QUÉ SE PIDE:
Escribe la continuación del texto sobre la caza de brujas de North Berwick, empezando justo después de su última oración.

Escocia, finales del siglo XVI e inicios del XVII. La histeria por la brujería se propagaba como un incendio. En 1590, en la pequeña localidad de North Berwick, comenzó una de las primeras y más brutales cazas de brujas de la historia escocesa. Durante más de dos años, decenas de personas fueron arrestadas, torturadas y ejecutadas por supuestamente conspirar con el diablo para asesinar al rey Jacobo VI. Este episodio sentó un precedente y avivó la caza de brujas en el siglo XVII, dejando una marca indeleble en la historia del país.
El miedo y la tormenta maldita
Todo comenzó cuando el rey Jacobo VI regresaba de Dinamarca con su nueva esposa, Ana de Dinamarca. Durante el viaje, una feroz tormenta azotó el barco real, casi hundiéndolo en el Mar del Norte. Alguien susurró que esto no era obra de la naturaleza, sino de la magia negra. El rey, obsesionado con la brujería, ordenó una investigación para encontrar a los culpables.
Se apuntó a un grupo de personas en North Berwick, acusándolas de haber celebrado reuniones nocturnas en la iglesia local para invocar al diablo. Entre ellas estaba Agnes Sampson, una curandera que fue arrestada y torturada hasta confesar. Bajo extrema presión, describió aquelarres donde se realizaban pactos satánicos y se conjuraban tempestades contra el monarca.
Tortura y confesiones forzadas
Las acusaciones se multiplicaron rápidamente. Hombres y mujeres fueron llevados a juicio basándose en rumores, rencores personales y superstición. Agnes Sampson fue despojada de su ropa, rapada y atada con sogas. La interrogaron durante días hasta que, debilitada, admitió haber conspirado con el diablo.
Otro acusado, John Fian, un maestro de escuela, fue señalado como el líder de los brujos. Su interrogatorio fue brutal. Le arrancaron las uñas con tenazas y le aplastaron los pies en una prensa de hierro. Al final, también confesó pactos demoníacos y fue ejecutado.
Pero no todos confesaban tan fácilmente. Algunos de los acusados insistieron hasta el último momento en su inocencia. Janet Douglas, una joven de 19 años, soportó días de encierro y golpes sin ceder a las presiones. Cuando finalmente fue sentenciada, gritó frente a sus jueces: «No encontraréis al diablo aquí, solo vuestra propia maldad». Sus palabras no la salvaron, pero quedaron grabadas en la memoria de los presentes.

DATOS MOSTRADOS:
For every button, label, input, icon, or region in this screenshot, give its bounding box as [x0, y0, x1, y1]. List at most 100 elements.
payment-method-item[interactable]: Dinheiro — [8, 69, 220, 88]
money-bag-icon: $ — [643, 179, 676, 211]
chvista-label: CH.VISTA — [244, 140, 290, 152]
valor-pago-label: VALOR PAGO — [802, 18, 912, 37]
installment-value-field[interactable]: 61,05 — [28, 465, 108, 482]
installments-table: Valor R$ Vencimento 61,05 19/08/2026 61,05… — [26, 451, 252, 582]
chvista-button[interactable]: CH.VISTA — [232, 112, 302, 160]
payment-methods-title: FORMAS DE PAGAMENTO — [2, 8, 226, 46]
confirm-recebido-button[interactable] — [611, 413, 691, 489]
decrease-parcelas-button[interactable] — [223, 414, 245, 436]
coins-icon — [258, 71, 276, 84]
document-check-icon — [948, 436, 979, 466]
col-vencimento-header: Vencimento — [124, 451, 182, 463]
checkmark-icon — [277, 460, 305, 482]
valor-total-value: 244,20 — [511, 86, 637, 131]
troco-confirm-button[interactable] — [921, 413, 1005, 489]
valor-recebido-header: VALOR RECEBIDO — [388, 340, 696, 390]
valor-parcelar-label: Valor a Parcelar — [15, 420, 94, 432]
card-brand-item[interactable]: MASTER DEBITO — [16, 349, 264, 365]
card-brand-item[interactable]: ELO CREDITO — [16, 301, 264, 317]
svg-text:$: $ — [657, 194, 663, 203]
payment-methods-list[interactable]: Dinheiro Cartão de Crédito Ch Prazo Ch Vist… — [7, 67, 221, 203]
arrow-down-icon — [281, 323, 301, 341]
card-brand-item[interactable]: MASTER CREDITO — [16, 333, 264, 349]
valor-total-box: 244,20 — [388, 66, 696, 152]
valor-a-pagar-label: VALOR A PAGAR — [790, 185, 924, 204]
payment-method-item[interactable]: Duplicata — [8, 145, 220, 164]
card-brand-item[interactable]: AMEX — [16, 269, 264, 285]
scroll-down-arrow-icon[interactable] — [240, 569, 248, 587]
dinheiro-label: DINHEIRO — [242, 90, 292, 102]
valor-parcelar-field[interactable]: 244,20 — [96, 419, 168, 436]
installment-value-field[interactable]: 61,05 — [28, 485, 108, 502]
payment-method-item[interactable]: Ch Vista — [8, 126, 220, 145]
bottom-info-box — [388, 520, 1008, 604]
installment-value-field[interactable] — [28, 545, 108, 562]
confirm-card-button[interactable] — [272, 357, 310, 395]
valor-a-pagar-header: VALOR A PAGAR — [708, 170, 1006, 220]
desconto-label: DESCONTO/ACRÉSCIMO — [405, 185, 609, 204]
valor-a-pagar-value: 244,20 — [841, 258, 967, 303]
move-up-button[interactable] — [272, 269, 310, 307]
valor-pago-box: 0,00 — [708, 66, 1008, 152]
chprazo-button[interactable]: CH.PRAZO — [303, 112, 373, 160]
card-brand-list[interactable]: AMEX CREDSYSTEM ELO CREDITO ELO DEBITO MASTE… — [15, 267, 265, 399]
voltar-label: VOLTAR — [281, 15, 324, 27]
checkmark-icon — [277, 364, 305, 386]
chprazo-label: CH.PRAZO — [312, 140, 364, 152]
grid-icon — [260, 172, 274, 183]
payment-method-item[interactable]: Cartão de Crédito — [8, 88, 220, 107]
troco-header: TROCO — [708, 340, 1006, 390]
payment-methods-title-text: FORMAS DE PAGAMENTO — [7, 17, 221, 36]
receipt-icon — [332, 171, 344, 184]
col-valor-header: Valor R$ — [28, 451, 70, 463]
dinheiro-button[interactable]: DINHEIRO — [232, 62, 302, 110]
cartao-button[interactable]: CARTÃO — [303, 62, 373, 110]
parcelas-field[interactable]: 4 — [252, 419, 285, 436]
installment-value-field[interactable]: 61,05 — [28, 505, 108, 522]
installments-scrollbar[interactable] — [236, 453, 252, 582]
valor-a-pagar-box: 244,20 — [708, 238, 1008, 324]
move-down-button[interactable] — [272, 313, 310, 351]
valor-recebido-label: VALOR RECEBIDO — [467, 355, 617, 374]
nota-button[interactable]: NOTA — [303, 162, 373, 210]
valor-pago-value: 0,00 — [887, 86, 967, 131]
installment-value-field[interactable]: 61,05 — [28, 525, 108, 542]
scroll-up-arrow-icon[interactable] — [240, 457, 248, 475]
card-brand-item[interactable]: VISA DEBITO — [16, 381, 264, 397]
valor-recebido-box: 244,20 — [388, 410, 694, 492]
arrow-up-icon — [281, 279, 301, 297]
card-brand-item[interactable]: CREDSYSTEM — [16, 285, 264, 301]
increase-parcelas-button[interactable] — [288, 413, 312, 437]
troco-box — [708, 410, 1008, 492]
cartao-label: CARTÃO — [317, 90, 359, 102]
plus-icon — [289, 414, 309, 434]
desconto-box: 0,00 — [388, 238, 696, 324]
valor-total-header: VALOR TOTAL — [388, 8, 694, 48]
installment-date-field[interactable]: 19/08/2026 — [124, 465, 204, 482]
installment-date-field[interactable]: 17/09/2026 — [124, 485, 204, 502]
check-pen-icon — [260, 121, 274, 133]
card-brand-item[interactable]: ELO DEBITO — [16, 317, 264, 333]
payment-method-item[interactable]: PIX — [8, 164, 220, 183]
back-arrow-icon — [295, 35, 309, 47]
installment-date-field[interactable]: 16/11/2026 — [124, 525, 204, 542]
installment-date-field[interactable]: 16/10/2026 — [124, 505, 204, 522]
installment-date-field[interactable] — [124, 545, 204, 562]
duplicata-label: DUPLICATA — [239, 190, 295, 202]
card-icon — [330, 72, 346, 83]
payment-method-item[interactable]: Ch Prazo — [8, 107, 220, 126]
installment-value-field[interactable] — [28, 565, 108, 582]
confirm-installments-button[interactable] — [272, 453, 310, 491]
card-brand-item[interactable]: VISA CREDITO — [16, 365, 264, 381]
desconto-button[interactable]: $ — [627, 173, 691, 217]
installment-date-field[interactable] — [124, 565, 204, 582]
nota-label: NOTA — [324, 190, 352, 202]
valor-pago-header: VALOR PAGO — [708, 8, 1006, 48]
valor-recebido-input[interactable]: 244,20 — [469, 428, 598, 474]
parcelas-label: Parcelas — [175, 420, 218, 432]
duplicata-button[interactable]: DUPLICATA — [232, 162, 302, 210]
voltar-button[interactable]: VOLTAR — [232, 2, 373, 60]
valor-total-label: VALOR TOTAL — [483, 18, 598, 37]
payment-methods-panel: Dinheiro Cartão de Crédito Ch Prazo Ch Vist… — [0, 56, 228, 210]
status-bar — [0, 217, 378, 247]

RESULTADO OBTENIDO:
Demonología y el terror institucionalizado
El rey Jacobo VI quedó tan impactado por estos juicios que escribió un tratado sobre demonología, fortaleciendo la persecución de supuestas brujas en Escocia durante el siglo XVII. Su libro, Daemonologie, justificaba la tortura y la ejecución de quienes fueran acusados de brujería, consolidando un clima de miedo y delación.
El efecto de este tratado fue devastador. Inspiró nuevos juicios y condenas en todo el reino. Familias enteras fueron destruidas por meros rumores, y las acusaciones de brujería se convirtieron en una herramienta para resolver disputas personales o eliminar a los indeseados. Entre 1590 y 1662, se estima que más de 3,000 personas fueron juzgadas por brujería en Escocia, de las cuales cientos fueron ejecutadas.
El legado del horror
A medida que pasaron los años, la paranoia por la brujería comenzó a desvanecerse. Las creencias populares cambiaron y, con el tiempo, la gente empezó a cuestionar los juicios que habían cobrado tantas vidas. Sin embargo, la sombra de esos eventos no desapareció por completo.
Hoy, la iglesia de North Berwick es un recordatorio sombrío de aquel período oscuro. Se dice que, en ciertas noches, los ecos de los gritos de los acusados aún pueden escucharse en las ruinas. Algunos visitantes afirman haber visto figuras espectrales entre las lápidas del cementerio, como si las almas de las víctimas aún vagaran buscando justicia.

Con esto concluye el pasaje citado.